Data records:
++++++

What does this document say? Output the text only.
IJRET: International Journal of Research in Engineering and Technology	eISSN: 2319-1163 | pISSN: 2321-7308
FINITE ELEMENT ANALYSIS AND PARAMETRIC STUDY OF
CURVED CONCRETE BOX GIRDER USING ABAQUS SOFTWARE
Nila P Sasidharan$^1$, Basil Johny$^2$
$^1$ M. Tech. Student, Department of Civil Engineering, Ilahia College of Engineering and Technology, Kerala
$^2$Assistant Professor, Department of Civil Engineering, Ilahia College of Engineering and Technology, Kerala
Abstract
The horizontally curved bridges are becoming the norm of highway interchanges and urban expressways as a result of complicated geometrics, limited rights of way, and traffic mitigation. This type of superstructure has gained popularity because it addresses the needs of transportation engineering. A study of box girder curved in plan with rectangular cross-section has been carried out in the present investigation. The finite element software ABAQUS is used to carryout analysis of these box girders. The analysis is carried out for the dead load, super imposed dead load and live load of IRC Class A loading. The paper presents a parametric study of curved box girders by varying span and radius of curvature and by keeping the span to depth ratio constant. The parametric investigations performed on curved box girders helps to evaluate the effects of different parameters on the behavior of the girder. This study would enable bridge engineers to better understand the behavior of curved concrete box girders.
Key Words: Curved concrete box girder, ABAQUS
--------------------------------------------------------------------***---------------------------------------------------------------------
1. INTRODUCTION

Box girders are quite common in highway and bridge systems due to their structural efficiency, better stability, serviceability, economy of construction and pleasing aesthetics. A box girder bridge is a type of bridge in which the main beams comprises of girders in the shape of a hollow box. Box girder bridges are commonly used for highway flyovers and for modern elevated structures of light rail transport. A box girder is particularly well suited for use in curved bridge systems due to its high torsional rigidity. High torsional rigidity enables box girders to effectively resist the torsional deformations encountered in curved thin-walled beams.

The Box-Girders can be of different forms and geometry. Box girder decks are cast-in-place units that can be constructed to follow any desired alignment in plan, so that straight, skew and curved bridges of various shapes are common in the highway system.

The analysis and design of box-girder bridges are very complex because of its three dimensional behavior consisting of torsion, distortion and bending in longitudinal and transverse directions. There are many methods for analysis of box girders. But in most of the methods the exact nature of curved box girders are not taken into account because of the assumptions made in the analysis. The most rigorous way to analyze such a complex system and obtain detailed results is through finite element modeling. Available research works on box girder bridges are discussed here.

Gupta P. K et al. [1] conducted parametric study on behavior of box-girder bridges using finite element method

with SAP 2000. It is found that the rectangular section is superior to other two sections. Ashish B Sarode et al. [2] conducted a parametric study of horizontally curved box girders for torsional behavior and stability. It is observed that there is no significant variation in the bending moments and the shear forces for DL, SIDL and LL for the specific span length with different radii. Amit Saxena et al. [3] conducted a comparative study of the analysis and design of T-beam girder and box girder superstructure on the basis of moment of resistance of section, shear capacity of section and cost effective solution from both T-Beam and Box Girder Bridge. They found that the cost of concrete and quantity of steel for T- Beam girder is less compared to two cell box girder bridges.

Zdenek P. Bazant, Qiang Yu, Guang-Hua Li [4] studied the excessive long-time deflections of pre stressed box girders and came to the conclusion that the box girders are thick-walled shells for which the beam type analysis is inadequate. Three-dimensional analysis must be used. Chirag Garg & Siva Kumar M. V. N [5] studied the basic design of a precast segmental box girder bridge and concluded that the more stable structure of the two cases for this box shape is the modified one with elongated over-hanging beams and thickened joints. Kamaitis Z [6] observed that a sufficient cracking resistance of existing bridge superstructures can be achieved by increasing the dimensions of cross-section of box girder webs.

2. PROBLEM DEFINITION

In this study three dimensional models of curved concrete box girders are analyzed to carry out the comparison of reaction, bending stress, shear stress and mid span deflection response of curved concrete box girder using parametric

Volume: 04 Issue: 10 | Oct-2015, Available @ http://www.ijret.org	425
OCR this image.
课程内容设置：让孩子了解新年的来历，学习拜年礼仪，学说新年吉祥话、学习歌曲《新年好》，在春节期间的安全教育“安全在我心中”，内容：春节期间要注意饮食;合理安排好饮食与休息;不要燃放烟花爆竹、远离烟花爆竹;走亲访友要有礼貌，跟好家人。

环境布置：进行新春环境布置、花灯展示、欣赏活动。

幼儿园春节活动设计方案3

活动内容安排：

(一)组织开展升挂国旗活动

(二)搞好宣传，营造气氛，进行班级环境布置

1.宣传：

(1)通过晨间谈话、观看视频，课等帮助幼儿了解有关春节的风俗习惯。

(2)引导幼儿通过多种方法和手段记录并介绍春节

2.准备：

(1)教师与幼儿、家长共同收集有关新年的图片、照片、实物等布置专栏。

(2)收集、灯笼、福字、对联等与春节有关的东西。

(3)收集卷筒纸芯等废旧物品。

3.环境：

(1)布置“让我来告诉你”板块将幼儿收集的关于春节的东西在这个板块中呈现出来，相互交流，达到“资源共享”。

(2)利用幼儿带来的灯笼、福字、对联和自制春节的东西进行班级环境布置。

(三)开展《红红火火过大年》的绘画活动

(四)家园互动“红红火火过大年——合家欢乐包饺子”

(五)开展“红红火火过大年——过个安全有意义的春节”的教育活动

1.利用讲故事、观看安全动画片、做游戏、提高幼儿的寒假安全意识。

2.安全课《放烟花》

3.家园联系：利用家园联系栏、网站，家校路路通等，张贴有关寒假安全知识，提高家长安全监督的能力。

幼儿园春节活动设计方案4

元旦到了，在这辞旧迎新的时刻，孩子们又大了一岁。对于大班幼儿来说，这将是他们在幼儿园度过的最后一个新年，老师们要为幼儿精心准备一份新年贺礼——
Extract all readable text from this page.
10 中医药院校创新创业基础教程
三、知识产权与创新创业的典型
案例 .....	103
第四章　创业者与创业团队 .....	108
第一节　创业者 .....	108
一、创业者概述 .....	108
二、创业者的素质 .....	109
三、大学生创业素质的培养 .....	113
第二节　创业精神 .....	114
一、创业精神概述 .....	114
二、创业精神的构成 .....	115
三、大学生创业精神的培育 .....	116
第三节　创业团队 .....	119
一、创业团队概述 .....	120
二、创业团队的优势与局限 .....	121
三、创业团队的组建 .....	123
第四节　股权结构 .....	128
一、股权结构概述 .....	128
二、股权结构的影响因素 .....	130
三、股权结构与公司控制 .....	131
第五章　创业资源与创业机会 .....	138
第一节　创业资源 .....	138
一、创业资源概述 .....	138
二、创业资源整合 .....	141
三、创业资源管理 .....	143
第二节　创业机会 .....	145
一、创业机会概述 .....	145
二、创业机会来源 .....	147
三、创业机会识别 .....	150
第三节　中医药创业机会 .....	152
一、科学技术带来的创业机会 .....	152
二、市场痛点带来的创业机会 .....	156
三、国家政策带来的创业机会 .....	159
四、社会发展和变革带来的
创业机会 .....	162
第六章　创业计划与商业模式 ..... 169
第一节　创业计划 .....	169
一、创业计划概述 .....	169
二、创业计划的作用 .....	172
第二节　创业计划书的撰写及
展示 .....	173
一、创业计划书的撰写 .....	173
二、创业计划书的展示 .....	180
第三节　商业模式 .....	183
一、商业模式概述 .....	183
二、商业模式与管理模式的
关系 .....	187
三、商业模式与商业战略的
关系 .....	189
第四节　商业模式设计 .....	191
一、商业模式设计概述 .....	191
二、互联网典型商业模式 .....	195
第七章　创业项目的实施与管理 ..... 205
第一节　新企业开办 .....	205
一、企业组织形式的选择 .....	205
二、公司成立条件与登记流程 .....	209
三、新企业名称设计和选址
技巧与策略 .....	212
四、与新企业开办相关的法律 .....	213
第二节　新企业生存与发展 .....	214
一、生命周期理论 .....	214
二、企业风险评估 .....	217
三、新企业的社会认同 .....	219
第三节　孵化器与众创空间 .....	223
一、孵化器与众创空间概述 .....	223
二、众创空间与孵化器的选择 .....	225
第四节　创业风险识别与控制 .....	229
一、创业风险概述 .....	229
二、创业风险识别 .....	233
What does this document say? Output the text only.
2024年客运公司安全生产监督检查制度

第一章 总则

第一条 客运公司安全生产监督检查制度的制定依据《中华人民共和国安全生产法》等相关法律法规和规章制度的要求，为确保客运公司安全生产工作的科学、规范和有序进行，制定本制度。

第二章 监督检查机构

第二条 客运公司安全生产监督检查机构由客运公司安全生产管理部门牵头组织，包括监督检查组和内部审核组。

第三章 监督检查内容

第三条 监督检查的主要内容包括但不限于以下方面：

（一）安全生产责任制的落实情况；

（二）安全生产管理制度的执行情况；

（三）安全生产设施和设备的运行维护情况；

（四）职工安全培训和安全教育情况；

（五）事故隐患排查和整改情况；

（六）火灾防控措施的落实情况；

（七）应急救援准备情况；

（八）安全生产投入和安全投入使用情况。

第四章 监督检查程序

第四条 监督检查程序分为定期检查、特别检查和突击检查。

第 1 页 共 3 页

++++++

Given exercise: Pull out every line in the data above that has the word "observed".

Finished task:
with SAP 2000. It is found that the rectangular section is superior to other two sections. Ashish B Sarode et al. [2] conducted a parametric study of horizontally curved box girders for torsional behavior and stability. It is observed that there is no significant variation in the bending moments and the shear forces for DL, SIDL and LL for the specific span length with different radii. Amit Saxena et al. [3] conducted a comparative study of the analysis and design of T-beam girder and box girder superstructure on the basis of moment of resistance of section, shear capacity of section and cost effective solution from both T-Beam and Box Girder Bridge. They found that the cost of concrete and quantity of steel for T- Beam girder is less compared to two cell box girder bridges.
Zdenek P. Bazant, Qiang Yu, Guang-Hua Li [4] studied the excessive long-time deflections of pre stressed box girders and came to the conclusion that the box girders are thick-walled shells for which the beam type analysis is inadequate. Three-dimensional analysis must be used. Chirag Garg & Siva Kumar M. V. N [5] studied the basic design of a precast segmental box girder bridge and concluded that the more stable structure of the two cases for this box shape is the modified one with elongated over-hanging beams and thickened joints. Kamaitis Z [6] observed that a sufficient cracking resistance of existing bridge superstructures can be achieved by increasing the dimensions of cross-section of box girder webs.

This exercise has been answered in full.